Extracted data entries
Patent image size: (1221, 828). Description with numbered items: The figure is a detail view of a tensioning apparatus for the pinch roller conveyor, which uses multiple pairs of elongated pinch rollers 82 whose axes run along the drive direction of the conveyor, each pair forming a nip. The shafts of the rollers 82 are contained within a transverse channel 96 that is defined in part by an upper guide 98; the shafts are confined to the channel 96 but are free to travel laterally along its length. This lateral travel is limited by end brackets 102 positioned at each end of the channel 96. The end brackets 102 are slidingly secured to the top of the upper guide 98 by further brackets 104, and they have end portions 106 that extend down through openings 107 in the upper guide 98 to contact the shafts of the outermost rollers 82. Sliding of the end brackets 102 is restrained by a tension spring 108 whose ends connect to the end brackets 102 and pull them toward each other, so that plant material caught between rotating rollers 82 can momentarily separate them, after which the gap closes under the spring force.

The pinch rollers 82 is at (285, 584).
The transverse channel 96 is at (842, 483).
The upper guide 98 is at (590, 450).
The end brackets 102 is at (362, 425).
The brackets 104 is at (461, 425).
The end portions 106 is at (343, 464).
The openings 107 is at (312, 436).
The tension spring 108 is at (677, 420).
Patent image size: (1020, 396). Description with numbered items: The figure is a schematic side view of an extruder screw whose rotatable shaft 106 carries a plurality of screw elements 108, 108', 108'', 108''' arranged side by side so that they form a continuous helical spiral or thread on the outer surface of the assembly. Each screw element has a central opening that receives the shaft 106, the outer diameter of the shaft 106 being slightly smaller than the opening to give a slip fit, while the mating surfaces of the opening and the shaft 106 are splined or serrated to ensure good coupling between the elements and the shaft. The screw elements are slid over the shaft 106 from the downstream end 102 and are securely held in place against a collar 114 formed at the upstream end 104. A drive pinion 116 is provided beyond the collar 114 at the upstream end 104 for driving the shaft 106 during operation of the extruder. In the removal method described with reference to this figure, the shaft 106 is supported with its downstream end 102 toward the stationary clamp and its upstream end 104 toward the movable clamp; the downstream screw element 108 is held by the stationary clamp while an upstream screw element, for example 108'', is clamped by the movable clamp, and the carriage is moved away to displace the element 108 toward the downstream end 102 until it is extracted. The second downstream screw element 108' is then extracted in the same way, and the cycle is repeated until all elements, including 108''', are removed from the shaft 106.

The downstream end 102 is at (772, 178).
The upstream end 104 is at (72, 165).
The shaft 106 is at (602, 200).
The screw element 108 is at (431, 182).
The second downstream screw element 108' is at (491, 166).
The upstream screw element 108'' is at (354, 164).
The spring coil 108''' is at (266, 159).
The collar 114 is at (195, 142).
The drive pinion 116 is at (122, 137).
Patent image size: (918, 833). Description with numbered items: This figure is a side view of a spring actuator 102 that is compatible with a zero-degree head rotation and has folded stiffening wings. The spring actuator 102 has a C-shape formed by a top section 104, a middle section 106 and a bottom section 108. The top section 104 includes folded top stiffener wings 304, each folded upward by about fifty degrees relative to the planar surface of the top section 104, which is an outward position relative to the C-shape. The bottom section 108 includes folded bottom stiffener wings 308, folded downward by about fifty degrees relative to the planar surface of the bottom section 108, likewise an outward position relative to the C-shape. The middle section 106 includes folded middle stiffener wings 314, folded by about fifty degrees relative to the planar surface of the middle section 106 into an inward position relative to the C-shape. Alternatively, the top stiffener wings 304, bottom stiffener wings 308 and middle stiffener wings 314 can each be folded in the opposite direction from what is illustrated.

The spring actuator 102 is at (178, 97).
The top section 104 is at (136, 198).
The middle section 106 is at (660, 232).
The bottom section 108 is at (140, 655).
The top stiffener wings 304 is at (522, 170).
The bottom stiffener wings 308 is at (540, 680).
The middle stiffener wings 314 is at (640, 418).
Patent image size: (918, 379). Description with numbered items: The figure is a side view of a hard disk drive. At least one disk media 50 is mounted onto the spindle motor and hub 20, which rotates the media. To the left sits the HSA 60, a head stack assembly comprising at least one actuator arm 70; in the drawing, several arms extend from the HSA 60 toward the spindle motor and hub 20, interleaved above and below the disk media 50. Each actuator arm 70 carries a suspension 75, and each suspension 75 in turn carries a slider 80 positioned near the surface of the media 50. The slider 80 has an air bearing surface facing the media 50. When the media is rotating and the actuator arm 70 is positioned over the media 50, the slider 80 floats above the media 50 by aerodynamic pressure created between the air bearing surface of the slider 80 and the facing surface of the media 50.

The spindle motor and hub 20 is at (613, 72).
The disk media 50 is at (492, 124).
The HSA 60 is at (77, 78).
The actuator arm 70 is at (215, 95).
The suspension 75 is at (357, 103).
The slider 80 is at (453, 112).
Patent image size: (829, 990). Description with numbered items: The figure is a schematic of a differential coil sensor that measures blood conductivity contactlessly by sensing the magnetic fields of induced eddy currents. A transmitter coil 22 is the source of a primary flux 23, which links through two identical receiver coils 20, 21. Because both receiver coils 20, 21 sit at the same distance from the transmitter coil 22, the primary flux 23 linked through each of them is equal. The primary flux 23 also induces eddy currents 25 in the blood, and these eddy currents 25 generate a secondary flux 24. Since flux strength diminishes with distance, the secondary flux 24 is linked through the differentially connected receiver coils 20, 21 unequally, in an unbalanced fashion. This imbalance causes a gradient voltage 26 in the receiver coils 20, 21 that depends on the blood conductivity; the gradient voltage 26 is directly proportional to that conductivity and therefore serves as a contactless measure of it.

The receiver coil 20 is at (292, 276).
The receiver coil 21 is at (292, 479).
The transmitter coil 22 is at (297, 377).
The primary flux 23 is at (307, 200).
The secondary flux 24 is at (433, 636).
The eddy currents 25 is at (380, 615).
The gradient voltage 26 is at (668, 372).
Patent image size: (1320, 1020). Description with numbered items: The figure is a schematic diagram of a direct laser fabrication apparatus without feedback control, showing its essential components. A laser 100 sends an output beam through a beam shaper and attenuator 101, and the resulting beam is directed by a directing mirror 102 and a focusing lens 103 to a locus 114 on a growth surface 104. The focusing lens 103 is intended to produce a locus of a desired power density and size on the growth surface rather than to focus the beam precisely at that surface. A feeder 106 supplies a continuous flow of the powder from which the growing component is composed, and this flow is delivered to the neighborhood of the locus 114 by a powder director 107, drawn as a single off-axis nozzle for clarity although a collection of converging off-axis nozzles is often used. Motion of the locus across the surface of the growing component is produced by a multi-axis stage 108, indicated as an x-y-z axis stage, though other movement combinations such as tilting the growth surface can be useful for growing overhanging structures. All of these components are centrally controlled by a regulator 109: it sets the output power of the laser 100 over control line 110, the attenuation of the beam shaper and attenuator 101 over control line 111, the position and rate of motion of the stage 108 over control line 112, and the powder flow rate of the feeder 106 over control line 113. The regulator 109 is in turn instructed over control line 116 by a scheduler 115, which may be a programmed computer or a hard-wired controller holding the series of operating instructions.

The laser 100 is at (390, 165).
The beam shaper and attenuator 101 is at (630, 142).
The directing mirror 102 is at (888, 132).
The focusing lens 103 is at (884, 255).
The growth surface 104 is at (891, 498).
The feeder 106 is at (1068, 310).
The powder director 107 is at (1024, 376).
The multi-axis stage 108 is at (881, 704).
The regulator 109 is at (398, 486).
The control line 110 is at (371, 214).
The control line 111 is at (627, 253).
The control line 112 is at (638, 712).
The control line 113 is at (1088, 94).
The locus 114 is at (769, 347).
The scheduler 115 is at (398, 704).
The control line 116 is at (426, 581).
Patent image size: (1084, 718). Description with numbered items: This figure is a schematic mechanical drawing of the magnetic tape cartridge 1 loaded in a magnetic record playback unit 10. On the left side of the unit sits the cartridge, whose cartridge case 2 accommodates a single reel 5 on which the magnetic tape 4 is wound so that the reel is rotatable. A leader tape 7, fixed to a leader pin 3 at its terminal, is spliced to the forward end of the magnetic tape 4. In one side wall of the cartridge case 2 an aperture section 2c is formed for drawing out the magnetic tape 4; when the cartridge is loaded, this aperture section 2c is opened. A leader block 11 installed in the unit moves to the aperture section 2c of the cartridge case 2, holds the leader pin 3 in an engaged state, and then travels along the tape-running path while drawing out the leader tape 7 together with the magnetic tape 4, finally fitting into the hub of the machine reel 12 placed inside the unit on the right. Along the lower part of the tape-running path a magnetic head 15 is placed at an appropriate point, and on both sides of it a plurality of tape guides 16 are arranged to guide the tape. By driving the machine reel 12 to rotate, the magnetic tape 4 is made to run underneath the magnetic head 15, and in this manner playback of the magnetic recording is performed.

What is required
Can you reproduce the part that opens with the line containing "Patent image size: (1020, 396)." and closes with the line containing "The drive pinion 116 is at (122, 137).", both ends included?

Answer to the exercise
Patent image size: (1020, 396). Description with numbered items: The figure is a schematic side view of an extruder screw whose rotatable shaft 106 carries a plurality of screw elements 108, 108', 108'', 108''' arranged side by side so that they form a continuous helical spiral or thread on the outer surface of the assembly. Each screw element has a central opening that receives the shaft 106, the outer diameter of the shaft 106 being slightly smaller than the opening to give a slip fit, while the mating surfaces of the opening and the shaft 106 are splined or serrated to ensure good coupling between the elements and the shaft. The screw elements are slid over the shaft 106 from the downstream end 102 and are securely held in place against a collar 114 formed at the upstream end 104. A drive pinion 116 is provided beyond the collar 114 at the upstream end 104 for driving the shaft 106 during operation of the extruder. In the removal method described with reference to this figure, the shaft 106 is supported with its downstream end 102 toward the stationary clamp and its upstream end 104 toward the movable clamp; the downstream screw element 108 is held by the stationary clamp while an upstream screw element, for example 108'', is clamped by the movable clamp, and the carriage is moved away to displace the element 108 toward the downstream end 102 until it is extracted. The second downstream screw element 108' is then extracted in the same way, and the cycle is repeated until all elements, including 108''', are removed from the shaft 106.

The downstream end 102 is at (772, 178).
The upstream end 104 is at (72, 165).
The shaft 106 is at (602, 200).
The screw element 108 is at (431, 182).
The second downstream screw element 108' is at (491, 166).
The upstream screw element 108'' is at (354, 164).
The spring coil 108''' is at (266, 159).
The collar 114 is at (195, 142).
The drive pinion 116 is at (122, 137).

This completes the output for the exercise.